(Figure content listings)
┌────────

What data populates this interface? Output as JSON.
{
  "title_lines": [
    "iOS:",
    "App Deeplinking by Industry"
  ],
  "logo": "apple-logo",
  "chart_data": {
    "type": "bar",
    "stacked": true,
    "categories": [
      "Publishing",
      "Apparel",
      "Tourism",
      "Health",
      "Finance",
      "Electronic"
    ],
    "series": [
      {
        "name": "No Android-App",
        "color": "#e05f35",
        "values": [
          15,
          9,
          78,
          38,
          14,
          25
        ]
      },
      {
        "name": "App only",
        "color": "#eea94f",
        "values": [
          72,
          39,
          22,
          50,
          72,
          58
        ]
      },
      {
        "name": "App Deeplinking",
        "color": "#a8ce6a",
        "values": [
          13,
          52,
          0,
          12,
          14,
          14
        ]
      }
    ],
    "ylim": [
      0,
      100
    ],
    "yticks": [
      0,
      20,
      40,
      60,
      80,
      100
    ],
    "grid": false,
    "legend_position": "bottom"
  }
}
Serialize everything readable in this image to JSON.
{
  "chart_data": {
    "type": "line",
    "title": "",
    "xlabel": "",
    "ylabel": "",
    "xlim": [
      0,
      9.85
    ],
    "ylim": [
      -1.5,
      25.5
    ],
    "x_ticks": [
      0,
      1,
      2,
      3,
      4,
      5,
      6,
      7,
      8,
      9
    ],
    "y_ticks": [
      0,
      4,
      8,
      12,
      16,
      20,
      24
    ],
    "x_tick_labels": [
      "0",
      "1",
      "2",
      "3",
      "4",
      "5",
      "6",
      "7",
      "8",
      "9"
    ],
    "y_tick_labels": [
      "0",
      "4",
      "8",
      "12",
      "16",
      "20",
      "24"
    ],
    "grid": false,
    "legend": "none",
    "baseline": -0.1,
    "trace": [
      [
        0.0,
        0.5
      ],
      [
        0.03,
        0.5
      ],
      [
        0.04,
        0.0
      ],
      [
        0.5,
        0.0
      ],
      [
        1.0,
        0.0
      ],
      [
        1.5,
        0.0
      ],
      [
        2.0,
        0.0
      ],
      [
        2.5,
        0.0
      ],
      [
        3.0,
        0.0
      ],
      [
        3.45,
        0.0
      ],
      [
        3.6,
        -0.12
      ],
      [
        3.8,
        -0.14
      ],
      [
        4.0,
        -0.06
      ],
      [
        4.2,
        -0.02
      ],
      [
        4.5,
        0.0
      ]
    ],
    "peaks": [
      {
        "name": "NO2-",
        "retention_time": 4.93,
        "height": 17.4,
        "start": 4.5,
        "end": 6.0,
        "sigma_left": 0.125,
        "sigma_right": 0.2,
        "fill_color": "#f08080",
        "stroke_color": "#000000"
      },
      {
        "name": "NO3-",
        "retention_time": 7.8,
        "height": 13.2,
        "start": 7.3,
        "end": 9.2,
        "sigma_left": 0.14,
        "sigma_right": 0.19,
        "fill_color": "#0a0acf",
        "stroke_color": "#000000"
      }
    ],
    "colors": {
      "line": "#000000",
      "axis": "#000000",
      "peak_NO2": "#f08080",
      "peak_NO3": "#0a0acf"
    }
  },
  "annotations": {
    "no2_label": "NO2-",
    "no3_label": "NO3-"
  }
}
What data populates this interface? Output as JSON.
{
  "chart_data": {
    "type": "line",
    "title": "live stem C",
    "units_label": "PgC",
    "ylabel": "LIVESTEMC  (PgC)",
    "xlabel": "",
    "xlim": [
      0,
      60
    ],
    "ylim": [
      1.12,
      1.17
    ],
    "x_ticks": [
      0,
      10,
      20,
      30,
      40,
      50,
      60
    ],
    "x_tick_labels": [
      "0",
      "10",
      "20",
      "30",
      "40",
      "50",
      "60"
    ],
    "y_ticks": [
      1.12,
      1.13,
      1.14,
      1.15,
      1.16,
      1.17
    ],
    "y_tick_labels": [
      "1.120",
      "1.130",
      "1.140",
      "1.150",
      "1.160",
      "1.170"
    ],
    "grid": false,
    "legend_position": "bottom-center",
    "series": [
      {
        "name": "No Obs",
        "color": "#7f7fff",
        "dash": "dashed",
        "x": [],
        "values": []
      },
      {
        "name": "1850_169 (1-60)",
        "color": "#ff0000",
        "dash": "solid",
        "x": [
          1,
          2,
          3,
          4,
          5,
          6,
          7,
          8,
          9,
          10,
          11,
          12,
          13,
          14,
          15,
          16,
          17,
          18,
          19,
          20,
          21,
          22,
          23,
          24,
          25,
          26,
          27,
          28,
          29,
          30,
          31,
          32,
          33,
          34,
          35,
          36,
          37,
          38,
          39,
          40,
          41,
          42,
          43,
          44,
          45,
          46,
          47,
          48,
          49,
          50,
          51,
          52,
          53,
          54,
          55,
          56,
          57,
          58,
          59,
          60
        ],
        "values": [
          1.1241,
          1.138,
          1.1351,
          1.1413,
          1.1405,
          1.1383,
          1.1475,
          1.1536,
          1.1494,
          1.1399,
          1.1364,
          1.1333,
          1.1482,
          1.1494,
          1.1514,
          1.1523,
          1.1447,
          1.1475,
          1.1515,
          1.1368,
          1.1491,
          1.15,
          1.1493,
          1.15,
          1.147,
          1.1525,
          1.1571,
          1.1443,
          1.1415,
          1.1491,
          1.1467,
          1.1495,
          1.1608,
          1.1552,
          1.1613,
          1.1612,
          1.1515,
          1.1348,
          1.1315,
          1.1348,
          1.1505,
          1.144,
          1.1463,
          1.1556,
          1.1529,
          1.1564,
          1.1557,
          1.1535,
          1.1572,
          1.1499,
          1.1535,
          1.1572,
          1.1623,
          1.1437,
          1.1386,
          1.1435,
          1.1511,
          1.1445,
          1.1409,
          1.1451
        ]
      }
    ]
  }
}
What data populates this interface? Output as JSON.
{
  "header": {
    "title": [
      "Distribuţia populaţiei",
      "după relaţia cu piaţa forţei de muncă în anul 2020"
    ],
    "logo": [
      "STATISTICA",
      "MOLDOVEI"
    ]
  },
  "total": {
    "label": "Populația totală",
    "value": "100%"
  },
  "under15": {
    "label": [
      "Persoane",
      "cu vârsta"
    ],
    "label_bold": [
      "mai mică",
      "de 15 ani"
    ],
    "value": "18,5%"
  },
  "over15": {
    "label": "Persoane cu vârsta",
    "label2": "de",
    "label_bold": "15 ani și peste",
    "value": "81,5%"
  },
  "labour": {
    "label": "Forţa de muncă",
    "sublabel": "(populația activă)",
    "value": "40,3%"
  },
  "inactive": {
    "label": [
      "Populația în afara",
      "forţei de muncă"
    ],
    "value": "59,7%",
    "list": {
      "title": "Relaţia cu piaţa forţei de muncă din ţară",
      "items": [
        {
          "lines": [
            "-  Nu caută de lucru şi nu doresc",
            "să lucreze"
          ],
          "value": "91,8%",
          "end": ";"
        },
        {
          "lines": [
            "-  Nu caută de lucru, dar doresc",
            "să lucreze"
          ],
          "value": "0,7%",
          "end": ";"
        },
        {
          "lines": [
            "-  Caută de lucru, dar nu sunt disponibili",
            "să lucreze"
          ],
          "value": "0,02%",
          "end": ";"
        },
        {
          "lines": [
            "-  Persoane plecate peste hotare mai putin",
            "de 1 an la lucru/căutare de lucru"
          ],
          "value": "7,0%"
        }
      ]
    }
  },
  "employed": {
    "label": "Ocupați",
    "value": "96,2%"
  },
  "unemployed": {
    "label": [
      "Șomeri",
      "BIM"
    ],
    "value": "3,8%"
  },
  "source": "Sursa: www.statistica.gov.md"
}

└────────

**WHAT TO PRODUCE:** Print every entry exactly as written.

**WRITTEN SOLUTION:**
What data populates this interface? Output as JSON.
{
  "title_lines": [
    "iOS:",
    "App Deeplinking by Industry"
  ],
  "logo": "apple-logo",
  "chart_data": {
    "type": "bar",
    "stacked": true,
    "categories": [
      "Publishing",
      "Apparel",
      "Tourism",
      "Health",
      "Finance",
      "Electronic"
    ],
    "series": [
      {
        "name": "No Android-App",
        "color": "#e05f35",
        "values": [
          15,
          9,
          78,
          38,
          14,
          25
        ]
      },
      {
        "name": "App only",
        "color": "#eea94f",
        "values": [
          72,
          39,
          22,
          50,
          72,
          58
        ]
      },
      {
        "name": "App Deeplinking",
        "color": "#a8ce6a",
        "values": [
          13,
          52,
          0,
          12,
          14,
          14
        ]
      }
    ],
    "ylim": [
      0,
      100
    ],
    "yticks": [
      0,
      20,
      40,
      60,
      80,
      100
    ],
    "grid": false,
    "legend_position": "bottom"
  }
}
Serialize everything readable in this image to JSON.
{
  "chart_data": {
    "type": "line",
    "title": "",
    "xlabel": "",
    "ylabel": "",
    "xlim": [
      0,
      9.85
    ],
    "ylim": [
      -1.5,
      25.5
    ],
    "x_ticks": [
      0,
      1,
      2,
      3,
      4,
      5,
      6,
      7,
      8,
      9
    ],
    "y_ticks": [
      0,
      4,
      8,
      12,
      16,
      20,
      24
    ],
    "x_tick_labels": [
      "0",
      "1",
      "2",
      "3",
      "4",
      "5",
      "6",
      "7",
      "8",
      "9"
    ],
    "y_tick_labels": [
      "0",
      "4",
      "8",
      "12",
      "16",
      "20",
      "24"
    ],
    "grid": false,
    "legend": "none",
    "baseline": -0.1,
    "trace": [
      [
        0.0,
        0.5
      ],
      [
        0.03,
        0.5
      ],
      [
        0.04,
        0.0
      ],
      [
        0.5,
        0.0
      ],
      [
        1.0,
        0.0
      ],
      [
        1.5,
        0.0
      ],
      [
        2.0,
        0.0
      ],
      [
        2.5,
        0.0
      ],
      [
        3.0,
        0.0
      ],
      [
        3.45,
        0.0
      ],
      [
        3.6,
        -0.12
      ],
      [
        3.8,
        -0.14
      ],
      [
        4.0,
        -0.06
      ],
      [
        4.2,
        -0.02
      ],
      [
        4.5,
        0.0
      ]
    ],
    "peaks": [
      {
        "name": "NO2-",
        "retention_time": 4.93,
        "height": 17.4,
        "start": 4.5,
        "end": 6.0,
        "sigma_left": 0.125,
        "sigma_right": 0.2,
        "fill_color": "#f08080",
        "stroke_color": "#000000"
      },
      {
        "name": "NO3-",
        "retention_time": 7.8,
        "height": 13.2,
        "start": 7.3,
        "end": 9.2,
        "sigma_left": 0.14,
        "sigma_right": 0.19,
        "fill_color": "#0a0acf",
        "stroke_color": "#000000"
      }
    ],
    "colors": {
      "line": "#000000",
      "axis": "#000000",
      "peak_NO2": "#f08080",
      "peak_NO3": "#0a0acf"
    }
  },
  "annotations": {
    "no2_label": "NO2-",
    "no3_label": "NO3-"
  }
}
What data populates this interface? Output as JSON.
{
  "chart_data": {
    "type": "line",
    "title": "live stem C",
    "units_label": "PgC",
    "ylabel": "LIVESTEMC  (PgC)",
    "xlabel": "",
    "xlim": [
      0,
      60
    ],
    "ylim": [
      1.12,
      1.17
    ],
    "x_ticks": [
      0,
      10,
      20,
      30,
      40,
      50,
      60
    ],
    "x_tick_labels": [
      "0",
      "10",
      "20",
      "30",
      "40",
      "50",
      "60"
    ],
    "y_ticks": [
      1.12,
      1.13,
      1.14,
      1.15,
      1.16,
      1.17
    ],
    "y_tick_labels": [
      "1.120",
      "1.130",
      "1.140",
      "1.150",
      "1.160",
      "1.170"
    ],
    "grid": false,
    "legend_position": "bottom-center",
    "series": [
      {
        "name": "No Obs",
        "color": "#7f7fff",
        "dash": "dashed",
        "x": [],
        "values": []
      },
      {
        "name": "1850_169 (1-60)",
        "color": "#ff0000",
        "dash": "solid",
        "x": [
          1,
          2,
          3,
          4,
          5,
          6,
          7,
          8,
          9,
          10,
          11,
          12,
          13,
          14,
          15,
          16,
          17,
          18,
          19,
          20,
          21,
          22,
          23,
          24,
          25,
          26,
          27,
          28,
          29,
          30,
          31,
          32,
          33,
          34,
          35,
          36,
          37,
          38,
          39,
          40,
          41,
          42,
          43,
          44,
          45,
          46,
          47,
          48,
          49,
          50,
          51,
          52,
          53,
          54,
          55,
          56,
          57,
          58,
          59,
          60
        ],
        "values": [
          1.1241,
          1.138,
          1.1351,
          1.1413,
          1.1405,
          1.1383,
          1.1475,
          1.1536,
          1.1494,
          1.1399,
          1.1364,
          1.1333,
          1.1482,
          1.1494,
          1.1514,
          1.1523,
          1.1447,
          1.1475,
          1.1515,
          1.1368,
          1.1491,
          1.15,
          1.1493,
          1.15,
          1.147,
          1.1525,
          1.1571,
          1.1443,
          1.1415,
          1.1491,
          1.1467,
          1.1495,
          1.1608,
          1.1552,
          1.1613,
          1.1612,
          1.1515,
          1.1348,
          1.1315,
          1.1348,
          1.1505,
          1.144,
          1.1463,
          1.1556,
          1.1529,
          1.1564,
          1.1557,
          1.1535,
          1.1572,
          1.1499,
          1.1535,
          1.1572,
          1.1623,
          1.1437,
          1.1386,
          1.1435,
          1.1511,
          1.1445,
          1.1409,
          1.1451
        ]
      }
    ]
  }
}
What data populates this interface? Output as JSON.
{
  "header": {
    "title": [
      "Distribuţia populaţiei",
      "după relaţia cu piaţa forţei de muncă în anul 2020"
    ],
    "logo": [
      "STATISTICA",
      "MOLDOVEI"
    ]
  },
  "total": {
    "label": "Populația totală",
    "value": "100%"
  },
  "under15": {
    "label": [
      "Persoane",
      "cu vârsta"
    ],
    "label_bold": [
      "mai mică",
      "de 15 ani"
    ],
    "value": "18,5%"
  },
  "over15": {
    "label": "Persoane cu vârsta",
    "label2": "de",
    "label_bold": "15 ani și peste",
    "value": "81,5%"
  },
  "labour": {
    "label": "Forţa de muncă",
    "sublabel": "(populația activă)",
    "value": "40,3%"
  },
  "inactive": {
    "label": [
      "Populația în afara",
      "forţei de muncă"
    ],
    "value": "59,7%",
    "list": {
      "title": "Relaţia cu piaţa forţei de muncă din ţară",
      "items": [
        {
          "lines": [
            "-  Nu caută de lucru şi nu doresc",
            "să lucreze"
          ],
          "value": "91,8%",
          "end": ";"
        },
        {
          "lines": [
            "-  Nu caută de lucru, dar doresc",
            "să lucreze"
          ],
          "value": "0,7%",
          "end": ";"
        },
        {
          "lines": [
            "-  Caută de lucru, dar nu sunt disponibili",
            "să lucreze"
          ],
          "value": "0,02%",
          "end": ";"
        },
        {
          "lines": [
            "-  Persoane plecate peste hotare mai putin",
            "de 1 an la lucru/căutare de lucru"
          ],
          "value": "7,0%"
        }
      ]
    }
  },
  "employed": {
    "label": "Ocupați",
    "value": "96,2%"
  },
  "unemployed": {
    "label": [
      "Șomeri",
      "BIM"
    ],
    "value": "3,8%"
  },
  "source": "Sursa: www.statistica.gov.md"
}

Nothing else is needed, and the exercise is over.